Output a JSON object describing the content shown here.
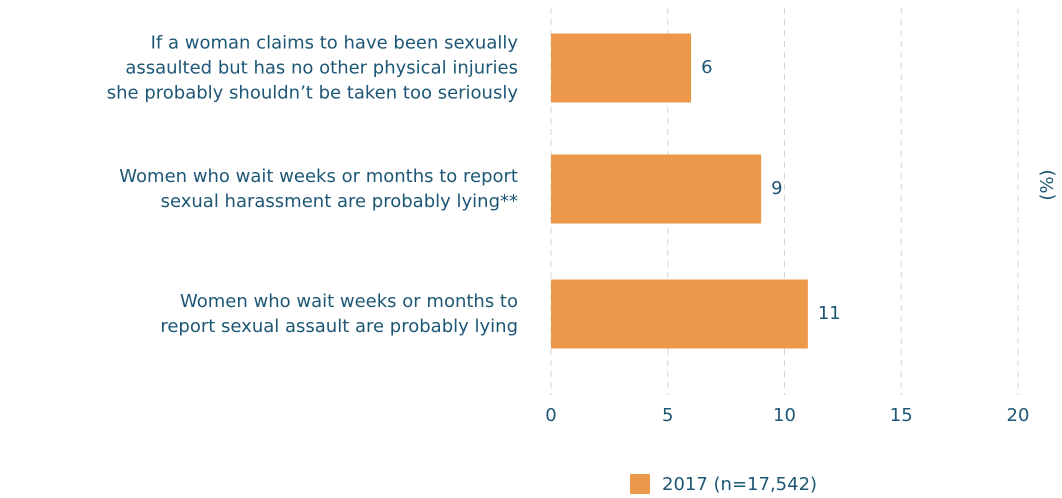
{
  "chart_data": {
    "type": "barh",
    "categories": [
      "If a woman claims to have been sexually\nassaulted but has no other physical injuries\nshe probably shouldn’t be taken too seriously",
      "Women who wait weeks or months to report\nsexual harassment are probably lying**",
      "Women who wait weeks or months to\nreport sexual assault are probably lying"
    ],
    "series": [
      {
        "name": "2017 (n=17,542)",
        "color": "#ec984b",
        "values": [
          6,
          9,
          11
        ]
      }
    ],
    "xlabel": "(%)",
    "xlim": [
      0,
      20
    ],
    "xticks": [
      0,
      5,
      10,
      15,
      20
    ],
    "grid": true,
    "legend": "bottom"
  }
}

§ **What the task requires**: Repeat the records word for word. Any picture in them should be left out.

§ **Response to the exercise**:
Output a JSON object describing the content shown here.
{
  "chart_data": {
    "type": "barh",
    "categories": [
      "If a woman claims to have been sexually\nassaulted but has no other physical injuries\nshe probably shouldn’t be taken too seriously",
      "Women who wait weeks or months to report\nsexual harassment are probably lying**",
      "Women who wait weeks or months to\nreport sexual assault are probably lying"
    ],
    "series": [
      {
        "name": "2017 (n=17,542)",
        "color": "#ec984b",
        "values": [
          6,
          9,
          11
        ]
      }
    ],
    "xlabel": "(%)",
    "xlim": [
      0,
      20
    ],
    "xticks": [
      0,
      5,
      10,
      15,
      20
    ],
    "grid": true,
    "legend": "bottom"
  }
}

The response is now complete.